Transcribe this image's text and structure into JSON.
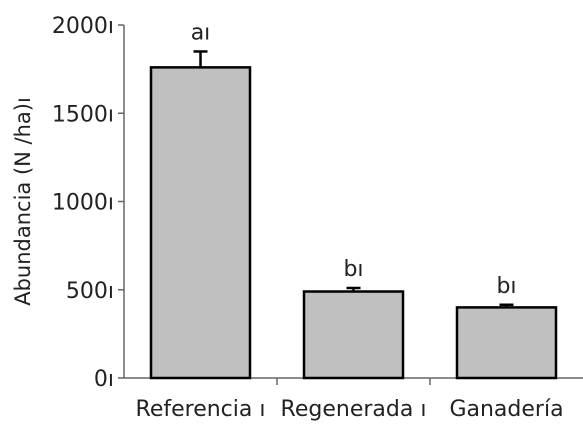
{
  "chart_data": {
    "type": "bar",
    "title": "",
    "xlabel": "",
    "ylabel": "Abundancia (N /ha)ı",
    "categories": [
      "Referencia ı",
      "Regenerada ı",
      "Ganadería"
    ],
    "values": [
      1760,
      490,
      400
    ],
    "errors": [
      90,
      20,
      15
    ],
    "significance_labels": [
      "aı",
      "bı",
      "bı"
    ],
    "ylim": [
      0,
      2000
    ],
    "yticks": [
      0,
      500,
      1000,
      1500,
      2000
    ],
    "ytick_labels": [
      "0ı",
      "500ı",
      "1000ı",
      "1500ı",
      "2000ı"
    ],
    "grid": false,
    "colors": {
      "bar_fill": "#c0c0c0",
      "bar_stroke": "#000000",
      "axis": "#666666",
      "text": "#222222"
    }
  }
}
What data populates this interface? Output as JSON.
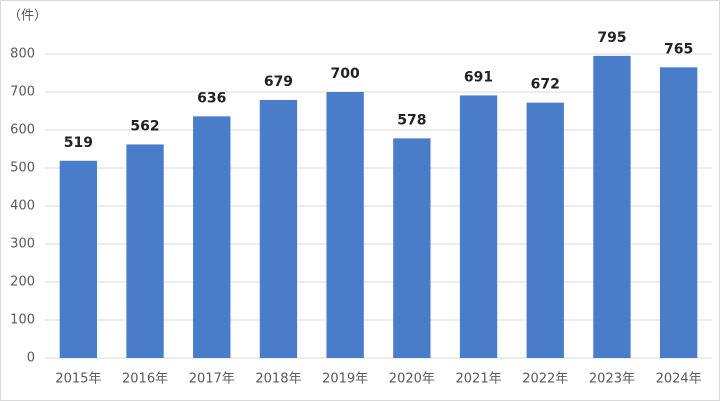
{
  "chart_data": {
    "type": "bar",
    "ylabel": "（件）",
    "categories": [
      "2015年",
      "2016年",
      "2017年",
      "2018年",
      "2019年",
      "2020年",
      "2021年",
      "2022年",
      "2023年",
      "2024年"
    ],
    "values": [
      519,
      562,
      636,
      679,
      700,
      578,
      691,
      672,
      795,
      765
    ],
    "color": "#4a7dc9",
    "ylim": [
      0,
      800
    ],
    "yticks": [
      0,
      100,
      200,
      300,
      400,
      500,
      600,
      700,
      800
    ],
    "grid": true
  }
}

▸ **Requirement**: Identify and list each line with the word "text".

▸ **Response to the exercise**:
Transcribe this image's text and structure into JSON.
      "text": "#222222"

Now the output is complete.